Records from a data source

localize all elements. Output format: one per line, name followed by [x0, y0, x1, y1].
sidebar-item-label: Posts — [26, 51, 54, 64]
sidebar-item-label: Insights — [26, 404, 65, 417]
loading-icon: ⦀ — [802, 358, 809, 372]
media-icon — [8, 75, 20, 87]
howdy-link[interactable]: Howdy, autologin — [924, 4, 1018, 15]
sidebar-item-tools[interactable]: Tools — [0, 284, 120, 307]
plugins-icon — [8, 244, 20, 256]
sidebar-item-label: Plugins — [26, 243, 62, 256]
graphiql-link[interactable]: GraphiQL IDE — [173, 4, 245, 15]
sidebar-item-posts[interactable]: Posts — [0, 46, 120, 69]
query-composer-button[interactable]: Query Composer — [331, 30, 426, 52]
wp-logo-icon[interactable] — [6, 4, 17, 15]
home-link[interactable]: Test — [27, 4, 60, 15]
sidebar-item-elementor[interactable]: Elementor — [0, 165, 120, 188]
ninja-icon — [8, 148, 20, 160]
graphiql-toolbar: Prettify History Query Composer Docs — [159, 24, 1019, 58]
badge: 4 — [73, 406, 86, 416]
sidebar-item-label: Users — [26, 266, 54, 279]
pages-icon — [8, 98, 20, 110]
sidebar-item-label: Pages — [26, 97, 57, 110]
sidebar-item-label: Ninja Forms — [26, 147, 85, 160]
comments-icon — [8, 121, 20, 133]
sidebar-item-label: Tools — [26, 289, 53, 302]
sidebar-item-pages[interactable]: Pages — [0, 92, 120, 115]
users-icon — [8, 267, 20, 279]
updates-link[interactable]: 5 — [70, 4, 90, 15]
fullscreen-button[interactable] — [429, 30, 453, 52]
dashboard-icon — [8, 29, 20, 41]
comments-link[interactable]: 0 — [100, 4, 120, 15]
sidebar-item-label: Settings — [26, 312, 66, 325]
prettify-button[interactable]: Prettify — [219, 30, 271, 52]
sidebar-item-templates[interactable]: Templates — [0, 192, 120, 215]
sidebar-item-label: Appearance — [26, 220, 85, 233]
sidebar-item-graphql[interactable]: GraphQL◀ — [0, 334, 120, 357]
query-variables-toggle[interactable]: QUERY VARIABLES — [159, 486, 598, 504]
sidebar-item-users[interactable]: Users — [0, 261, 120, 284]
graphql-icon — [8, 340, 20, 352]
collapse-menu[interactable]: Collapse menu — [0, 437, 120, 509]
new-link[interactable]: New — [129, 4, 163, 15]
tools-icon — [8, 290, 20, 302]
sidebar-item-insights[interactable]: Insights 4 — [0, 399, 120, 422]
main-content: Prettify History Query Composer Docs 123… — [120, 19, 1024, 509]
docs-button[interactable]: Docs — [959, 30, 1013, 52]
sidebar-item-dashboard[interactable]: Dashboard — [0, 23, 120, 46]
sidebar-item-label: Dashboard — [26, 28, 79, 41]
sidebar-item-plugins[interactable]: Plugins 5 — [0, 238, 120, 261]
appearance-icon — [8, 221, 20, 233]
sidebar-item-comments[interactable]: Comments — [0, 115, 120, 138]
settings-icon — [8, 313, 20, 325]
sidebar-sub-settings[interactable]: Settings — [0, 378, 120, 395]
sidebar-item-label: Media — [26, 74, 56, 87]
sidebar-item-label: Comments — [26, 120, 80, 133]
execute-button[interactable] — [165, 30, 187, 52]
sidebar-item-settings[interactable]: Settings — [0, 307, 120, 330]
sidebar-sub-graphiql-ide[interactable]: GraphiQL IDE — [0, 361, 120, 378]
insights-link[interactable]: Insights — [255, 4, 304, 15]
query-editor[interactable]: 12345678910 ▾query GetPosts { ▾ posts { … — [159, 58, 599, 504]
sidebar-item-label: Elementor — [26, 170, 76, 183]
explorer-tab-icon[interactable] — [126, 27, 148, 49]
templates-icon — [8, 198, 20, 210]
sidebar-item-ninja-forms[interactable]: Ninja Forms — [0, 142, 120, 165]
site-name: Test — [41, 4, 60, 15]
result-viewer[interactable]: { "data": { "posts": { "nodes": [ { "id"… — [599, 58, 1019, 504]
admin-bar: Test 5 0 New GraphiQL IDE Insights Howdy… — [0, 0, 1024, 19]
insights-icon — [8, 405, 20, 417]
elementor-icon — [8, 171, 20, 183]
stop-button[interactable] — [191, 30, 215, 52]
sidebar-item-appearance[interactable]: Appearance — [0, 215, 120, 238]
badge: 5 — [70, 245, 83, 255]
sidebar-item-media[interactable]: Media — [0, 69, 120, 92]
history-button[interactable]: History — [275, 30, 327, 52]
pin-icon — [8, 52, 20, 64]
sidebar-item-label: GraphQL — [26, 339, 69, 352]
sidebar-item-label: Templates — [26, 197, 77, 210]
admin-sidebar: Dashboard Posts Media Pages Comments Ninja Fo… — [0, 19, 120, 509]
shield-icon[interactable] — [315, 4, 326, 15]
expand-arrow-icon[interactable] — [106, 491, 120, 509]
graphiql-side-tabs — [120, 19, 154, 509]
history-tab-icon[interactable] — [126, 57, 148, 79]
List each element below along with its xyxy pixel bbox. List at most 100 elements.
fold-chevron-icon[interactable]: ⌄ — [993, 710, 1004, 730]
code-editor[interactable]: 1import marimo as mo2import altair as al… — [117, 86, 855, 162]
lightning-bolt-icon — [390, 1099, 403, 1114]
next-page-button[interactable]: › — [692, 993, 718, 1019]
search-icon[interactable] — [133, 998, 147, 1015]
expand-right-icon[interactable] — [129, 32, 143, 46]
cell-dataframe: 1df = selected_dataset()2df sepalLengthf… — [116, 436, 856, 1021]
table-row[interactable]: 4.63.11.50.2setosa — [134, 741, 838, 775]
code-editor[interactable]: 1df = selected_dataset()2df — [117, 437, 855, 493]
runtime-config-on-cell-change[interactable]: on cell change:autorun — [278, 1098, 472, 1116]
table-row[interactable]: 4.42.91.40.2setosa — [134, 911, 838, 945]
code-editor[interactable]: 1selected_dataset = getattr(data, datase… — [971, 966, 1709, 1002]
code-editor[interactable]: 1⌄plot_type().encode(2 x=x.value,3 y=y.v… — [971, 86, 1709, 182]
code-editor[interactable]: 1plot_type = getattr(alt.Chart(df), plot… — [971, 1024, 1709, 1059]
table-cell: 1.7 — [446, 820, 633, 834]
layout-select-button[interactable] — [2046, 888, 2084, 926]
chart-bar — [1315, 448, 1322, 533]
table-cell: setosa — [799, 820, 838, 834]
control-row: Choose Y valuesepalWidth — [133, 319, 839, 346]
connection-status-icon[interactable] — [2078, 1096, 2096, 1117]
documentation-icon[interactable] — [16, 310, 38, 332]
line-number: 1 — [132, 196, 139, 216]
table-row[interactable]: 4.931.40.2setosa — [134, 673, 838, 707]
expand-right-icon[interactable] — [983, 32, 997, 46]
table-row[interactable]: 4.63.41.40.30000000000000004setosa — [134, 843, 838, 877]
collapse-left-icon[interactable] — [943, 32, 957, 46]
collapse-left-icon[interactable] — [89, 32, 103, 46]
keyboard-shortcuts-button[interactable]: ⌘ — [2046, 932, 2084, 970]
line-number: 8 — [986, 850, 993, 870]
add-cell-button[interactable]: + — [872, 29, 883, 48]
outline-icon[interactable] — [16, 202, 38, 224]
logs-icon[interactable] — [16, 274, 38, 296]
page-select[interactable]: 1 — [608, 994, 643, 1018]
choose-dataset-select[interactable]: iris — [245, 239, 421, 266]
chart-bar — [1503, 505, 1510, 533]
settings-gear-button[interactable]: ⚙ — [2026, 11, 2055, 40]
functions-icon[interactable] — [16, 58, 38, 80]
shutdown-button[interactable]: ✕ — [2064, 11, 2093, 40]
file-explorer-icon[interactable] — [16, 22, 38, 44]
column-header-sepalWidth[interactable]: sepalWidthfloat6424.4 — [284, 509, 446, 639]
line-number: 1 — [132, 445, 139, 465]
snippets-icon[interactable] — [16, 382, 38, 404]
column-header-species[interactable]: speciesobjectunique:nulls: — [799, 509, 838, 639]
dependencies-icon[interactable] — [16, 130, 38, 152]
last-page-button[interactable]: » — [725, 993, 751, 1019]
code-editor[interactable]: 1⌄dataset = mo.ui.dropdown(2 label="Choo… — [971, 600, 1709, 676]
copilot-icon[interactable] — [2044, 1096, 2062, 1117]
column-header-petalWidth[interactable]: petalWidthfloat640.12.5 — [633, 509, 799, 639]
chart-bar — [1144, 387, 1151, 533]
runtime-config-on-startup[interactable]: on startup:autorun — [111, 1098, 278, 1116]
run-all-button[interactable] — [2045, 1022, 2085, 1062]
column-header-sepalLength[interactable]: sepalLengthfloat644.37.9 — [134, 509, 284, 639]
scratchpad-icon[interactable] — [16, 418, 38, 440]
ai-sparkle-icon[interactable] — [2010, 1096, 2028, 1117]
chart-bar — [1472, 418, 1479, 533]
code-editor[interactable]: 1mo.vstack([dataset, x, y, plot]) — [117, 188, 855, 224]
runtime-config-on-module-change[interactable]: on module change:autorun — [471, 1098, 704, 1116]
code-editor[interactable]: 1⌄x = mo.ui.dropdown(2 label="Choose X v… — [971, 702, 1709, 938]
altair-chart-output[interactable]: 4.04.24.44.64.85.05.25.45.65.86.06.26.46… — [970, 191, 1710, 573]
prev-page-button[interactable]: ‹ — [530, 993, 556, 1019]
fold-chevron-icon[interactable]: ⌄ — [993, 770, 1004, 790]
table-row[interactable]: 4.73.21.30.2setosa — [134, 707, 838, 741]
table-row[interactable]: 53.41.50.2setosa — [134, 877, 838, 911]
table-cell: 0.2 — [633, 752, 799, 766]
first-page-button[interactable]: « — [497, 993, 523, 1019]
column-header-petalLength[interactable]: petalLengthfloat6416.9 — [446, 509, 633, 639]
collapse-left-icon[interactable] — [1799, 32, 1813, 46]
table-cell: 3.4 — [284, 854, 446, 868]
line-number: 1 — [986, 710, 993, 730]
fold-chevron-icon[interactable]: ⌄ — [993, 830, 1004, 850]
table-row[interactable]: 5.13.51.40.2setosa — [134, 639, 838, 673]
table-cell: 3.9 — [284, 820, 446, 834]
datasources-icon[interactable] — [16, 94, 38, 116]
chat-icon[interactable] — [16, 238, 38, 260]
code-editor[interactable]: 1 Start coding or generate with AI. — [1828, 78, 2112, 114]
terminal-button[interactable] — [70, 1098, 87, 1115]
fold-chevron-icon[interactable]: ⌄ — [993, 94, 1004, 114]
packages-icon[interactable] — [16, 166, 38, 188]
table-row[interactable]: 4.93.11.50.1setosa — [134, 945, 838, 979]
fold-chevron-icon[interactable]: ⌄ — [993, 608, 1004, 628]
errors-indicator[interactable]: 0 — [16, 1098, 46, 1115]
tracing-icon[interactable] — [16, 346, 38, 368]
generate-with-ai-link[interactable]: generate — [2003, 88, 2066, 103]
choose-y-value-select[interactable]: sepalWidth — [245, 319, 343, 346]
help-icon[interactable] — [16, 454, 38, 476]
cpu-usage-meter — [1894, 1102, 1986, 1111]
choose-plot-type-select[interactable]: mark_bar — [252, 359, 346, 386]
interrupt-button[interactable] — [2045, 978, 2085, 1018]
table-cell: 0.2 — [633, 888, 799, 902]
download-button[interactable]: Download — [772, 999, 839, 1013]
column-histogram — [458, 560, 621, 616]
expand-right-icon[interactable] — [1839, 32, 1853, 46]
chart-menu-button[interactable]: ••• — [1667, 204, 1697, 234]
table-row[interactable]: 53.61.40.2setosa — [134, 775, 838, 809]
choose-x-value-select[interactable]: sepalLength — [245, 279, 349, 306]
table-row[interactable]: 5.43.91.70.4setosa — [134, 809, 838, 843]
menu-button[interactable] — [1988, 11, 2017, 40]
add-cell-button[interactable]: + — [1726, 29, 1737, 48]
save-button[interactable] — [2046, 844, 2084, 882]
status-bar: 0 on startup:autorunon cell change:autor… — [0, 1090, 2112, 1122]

## Instructions to follow
Please extract, word for word, the lines of the material running from its first line through the line that contains "sidebar-item-label: Pages — [26, 97, 57, 110]", including that line.

## The solution
localize all elements. Output format: one per line, name followed by [x0, y0, x1, y1].
sidebar-item-label: Posts — [26, 51, 54, 64]
sidebar-item-label: Insights — [26, 404, 65, 417]
loading-icon: ⦀ — [802, 358, 809, 372]
media-icon — [8, 75, 20, 87]
howdy-link[interactable]: Howdy, autologin — [924, 4, 1018, 15]
sidebar-item-tools[interactable]: Tools — [0, 284, 120, 307]
plugins-icon — [8, 244, 20, 256]
sidebar-item-label: Plugins — [26, 243, 62, 256]
graphiql-link[interactable]: GraphiQL IDE — [173, 4, 245, 15]
sidebar-item-posts[interactable]: Posts — [0, 46, 120, 69]
query-composer-button[interactable]: Query Composer — [331, 30, 426, 52]
wp-logo-icon[interactable] — [6, 4, 17, 15]
home-link[interactable]: Test — [27, 4, 60, 15]
sidebar-item-elementor[interactable]: Elementor — [0, 165, 120, 188]
ninja-icon — [8, 148, 20, 160]
graphiql-toolbar: Prettify History Query Composer Docs — [159, 24, 1019, 58]
badge: 4 — [73, 406, 86, 416]
sidebar-item-label: Users — [26, 266, 54, 279]
pages-icon — [8, 98, 20, 110]
sidebar-item-label: Pages — [26, 97, 57, 110]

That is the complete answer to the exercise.